TO DO: Keep every line where the word "have" appears; drop the rest.

Data items:
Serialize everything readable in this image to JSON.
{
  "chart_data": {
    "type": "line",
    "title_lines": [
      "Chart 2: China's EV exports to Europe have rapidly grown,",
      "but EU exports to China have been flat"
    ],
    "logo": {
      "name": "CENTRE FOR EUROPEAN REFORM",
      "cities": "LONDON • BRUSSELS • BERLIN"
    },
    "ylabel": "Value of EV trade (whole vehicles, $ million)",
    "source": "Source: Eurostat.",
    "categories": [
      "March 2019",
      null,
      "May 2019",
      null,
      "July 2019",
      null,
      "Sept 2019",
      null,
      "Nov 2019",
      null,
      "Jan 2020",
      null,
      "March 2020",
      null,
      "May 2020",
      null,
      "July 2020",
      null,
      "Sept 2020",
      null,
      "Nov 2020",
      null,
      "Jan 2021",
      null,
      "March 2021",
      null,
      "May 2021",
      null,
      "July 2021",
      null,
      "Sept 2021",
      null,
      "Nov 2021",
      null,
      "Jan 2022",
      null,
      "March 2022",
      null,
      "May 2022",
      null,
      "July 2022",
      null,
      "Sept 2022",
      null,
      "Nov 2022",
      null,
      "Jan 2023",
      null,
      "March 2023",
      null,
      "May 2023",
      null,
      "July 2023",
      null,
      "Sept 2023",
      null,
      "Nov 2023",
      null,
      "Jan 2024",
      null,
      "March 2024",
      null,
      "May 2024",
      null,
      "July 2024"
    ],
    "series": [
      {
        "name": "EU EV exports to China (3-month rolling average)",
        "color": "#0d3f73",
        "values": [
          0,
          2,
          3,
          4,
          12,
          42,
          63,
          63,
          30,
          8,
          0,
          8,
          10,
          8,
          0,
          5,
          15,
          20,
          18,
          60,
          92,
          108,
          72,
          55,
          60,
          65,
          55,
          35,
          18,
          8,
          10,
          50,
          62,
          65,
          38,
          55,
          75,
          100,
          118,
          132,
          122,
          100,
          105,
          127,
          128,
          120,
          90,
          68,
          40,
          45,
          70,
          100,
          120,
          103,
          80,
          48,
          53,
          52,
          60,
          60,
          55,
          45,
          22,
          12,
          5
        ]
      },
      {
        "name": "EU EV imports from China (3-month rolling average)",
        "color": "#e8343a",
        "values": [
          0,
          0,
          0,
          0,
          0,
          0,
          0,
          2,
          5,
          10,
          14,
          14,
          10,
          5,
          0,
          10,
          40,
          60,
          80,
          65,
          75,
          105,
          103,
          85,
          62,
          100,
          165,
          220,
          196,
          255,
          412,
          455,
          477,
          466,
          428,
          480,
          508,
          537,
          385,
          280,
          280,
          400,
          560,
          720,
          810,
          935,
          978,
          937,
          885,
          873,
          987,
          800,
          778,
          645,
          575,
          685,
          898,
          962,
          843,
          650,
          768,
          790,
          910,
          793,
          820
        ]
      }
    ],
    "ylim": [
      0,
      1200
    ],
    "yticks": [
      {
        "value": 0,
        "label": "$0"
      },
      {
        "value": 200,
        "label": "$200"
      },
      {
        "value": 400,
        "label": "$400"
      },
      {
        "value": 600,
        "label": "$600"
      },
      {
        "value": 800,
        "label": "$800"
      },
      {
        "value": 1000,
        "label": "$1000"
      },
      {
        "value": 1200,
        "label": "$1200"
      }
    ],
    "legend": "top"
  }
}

ANSWER TO THE EXERCISE:
      "Chart 2: China's EV exports to Europe have rapidly grown,",
      "but EU exports to China have been flat"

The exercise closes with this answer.